<<<<

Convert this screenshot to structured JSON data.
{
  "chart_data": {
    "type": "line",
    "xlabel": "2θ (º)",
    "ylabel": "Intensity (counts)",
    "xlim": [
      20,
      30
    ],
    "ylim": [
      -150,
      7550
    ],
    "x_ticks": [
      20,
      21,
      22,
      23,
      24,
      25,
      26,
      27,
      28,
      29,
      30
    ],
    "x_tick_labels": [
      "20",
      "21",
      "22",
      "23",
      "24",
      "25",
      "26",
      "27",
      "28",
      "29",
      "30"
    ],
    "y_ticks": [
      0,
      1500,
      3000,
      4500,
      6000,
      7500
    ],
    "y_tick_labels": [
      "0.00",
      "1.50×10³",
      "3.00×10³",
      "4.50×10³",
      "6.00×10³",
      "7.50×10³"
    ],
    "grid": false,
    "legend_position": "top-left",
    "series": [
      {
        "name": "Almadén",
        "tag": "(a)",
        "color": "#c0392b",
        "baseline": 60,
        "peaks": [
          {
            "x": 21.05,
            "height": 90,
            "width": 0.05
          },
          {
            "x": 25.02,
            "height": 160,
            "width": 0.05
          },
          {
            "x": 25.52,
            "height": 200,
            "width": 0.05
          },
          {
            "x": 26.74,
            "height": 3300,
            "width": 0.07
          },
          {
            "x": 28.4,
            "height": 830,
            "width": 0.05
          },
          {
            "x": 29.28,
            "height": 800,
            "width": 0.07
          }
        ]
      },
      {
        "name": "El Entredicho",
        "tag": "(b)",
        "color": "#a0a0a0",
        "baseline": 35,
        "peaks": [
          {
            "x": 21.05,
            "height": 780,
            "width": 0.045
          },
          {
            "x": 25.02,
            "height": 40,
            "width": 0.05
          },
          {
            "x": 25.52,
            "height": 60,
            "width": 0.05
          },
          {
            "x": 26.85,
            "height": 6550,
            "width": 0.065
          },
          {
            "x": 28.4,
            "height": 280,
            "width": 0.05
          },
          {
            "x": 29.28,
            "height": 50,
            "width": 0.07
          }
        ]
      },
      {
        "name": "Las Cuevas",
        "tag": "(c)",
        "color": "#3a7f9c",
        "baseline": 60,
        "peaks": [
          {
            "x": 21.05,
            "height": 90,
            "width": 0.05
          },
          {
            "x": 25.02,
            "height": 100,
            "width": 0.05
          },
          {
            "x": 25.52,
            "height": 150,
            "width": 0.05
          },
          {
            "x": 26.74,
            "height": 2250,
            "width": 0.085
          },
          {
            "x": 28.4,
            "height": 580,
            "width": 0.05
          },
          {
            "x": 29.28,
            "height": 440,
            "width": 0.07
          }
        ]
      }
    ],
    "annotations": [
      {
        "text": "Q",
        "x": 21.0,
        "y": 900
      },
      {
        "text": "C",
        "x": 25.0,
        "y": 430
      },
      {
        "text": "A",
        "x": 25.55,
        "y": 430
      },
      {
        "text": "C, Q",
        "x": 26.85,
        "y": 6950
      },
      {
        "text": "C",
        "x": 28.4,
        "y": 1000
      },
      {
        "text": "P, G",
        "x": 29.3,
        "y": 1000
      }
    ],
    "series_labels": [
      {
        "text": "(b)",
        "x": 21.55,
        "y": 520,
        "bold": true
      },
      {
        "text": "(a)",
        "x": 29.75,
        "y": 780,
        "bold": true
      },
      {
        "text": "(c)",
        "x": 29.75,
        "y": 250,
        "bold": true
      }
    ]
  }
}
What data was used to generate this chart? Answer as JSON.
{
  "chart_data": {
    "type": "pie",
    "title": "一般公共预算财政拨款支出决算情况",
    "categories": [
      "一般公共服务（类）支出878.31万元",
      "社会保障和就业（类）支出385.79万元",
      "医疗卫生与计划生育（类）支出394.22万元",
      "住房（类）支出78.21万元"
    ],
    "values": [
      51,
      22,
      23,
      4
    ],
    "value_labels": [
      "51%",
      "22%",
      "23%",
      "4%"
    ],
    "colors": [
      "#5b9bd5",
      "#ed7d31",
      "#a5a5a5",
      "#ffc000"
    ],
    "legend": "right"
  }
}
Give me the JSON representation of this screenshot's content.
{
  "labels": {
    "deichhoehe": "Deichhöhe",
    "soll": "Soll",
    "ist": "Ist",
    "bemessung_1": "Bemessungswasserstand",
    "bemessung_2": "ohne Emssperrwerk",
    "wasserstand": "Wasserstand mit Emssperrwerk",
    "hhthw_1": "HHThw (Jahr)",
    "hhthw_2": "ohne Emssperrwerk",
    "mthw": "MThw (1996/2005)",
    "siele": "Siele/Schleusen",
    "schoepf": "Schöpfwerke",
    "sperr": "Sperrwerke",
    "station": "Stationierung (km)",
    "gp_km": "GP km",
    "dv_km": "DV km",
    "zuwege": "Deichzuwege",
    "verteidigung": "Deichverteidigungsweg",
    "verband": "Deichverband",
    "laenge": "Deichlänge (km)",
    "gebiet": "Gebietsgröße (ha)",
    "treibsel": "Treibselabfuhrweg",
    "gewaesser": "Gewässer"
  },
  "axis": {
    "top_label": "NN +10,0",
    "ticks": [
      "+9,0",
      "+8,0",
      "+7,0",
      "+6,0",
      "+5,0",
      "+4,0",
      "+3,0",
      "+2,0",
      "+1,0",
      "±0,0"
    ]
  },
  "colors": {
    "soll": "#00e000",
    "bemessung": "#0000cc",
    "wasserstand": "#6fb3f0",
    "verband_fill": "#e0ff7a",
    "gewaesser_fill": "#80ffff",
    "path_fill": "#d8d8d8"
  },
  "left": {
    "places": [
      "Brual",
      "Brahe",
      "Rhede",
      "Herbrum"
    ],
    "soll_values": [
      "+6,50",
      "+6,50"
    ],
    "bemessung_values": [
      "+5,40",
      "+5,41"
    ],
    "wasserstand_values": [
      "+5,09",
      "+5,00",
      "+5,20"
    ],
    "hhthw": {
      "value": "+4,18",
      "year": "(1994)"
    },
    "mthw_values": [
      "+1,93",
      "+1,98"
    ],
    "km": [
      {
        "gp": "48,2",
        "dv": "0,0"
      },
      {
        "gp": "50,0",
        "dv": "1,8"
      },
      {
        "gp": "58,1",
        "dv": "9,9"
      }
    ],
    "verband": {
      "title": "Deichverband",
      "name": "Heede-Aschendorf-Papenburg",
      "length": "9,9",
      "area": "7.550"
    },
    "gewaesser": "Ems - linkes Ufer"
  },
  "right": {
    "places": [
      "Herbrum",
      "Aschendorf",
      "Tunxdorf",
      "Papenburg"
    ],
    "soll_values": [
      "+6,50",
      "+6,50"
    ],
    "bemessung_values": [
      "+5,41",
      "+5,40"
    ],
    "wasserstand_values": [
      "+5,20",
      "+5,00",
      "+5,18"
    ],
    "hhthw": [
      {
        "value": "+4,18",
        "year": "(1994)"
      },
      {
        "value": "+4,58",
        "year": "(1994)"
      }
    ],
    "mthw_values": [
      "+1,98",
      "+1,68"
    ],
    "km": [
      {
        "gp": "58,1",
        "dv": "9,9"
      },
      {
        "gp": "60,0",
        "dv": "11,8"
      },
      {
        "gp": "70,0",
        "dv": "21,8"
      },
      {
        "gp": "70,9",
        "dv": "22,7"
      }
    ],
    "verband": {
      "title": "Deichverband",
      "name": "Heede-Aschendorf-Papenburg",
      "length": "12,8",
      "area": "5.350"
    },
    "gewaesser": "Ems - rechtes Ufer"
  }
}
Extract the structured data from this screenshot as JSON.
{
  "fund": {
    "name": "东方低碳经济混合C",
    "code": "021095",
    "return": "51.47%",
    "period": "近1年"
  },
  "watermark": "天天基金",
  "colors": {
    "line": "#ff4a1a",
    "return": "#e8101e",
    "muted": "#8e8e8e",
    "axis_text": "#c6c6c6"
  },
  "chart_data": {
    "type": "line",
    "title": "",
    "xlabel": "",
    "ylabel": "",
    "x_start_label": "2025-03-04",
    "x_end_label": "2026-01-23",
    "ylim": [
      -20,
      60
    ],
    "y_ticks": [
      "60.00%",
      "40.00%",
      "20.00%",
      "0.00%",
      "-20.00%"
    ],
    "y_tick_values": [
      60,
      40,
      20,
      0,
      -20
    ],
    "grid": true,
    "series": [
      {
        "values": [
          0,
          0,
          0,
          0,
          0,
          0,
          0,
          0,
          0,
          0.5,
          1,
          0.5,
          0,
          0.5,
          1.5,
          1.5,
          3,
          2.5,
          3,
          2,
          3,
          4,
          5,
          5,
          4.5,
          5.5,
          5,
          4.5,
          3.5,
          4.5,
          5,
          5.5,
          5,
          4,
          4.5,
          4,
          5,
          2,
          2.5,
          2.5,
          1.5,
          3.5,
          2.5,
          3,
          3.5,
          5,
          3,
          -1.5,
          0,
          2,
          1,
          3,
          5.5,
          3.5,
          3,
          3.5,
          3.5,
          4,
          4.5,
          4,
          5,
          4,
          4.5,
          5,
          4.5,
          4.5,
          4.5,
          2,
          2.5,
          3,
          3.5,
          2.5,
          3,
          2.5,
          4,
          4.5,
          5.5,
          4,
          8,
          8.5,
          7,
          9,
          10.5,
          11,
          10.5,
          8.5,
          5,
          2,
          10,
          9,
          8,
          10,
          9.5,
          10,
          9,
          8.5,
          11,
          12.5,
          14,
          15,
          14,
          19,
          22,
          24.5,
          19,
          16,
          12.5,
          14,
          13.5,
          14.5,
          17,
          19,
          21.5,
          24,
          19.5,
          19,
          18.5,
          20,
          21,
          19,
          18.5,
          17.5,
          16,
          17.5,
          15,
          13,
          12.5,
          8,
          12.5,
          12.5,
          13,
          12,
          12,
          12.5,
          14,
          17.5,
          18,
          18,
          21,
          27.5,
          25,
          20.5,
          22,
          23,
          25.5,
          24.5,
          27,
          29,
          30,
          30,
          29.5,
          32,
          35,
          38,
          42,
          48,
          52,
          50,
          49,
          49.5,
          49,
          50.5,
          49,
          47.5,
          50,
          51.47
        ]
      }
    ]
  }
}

>>>>

**Exercise goal**.
Isolate the lines that hold the word "JSON" and copy all of them.

**Output for this exercise**.
Convert this screenshot to structured JSON data.
What data was used to generate this chart? Answer as JSON.
Give me the JSON representation of this screenshot's content.
Extract the structured data from this screenshot as JSON.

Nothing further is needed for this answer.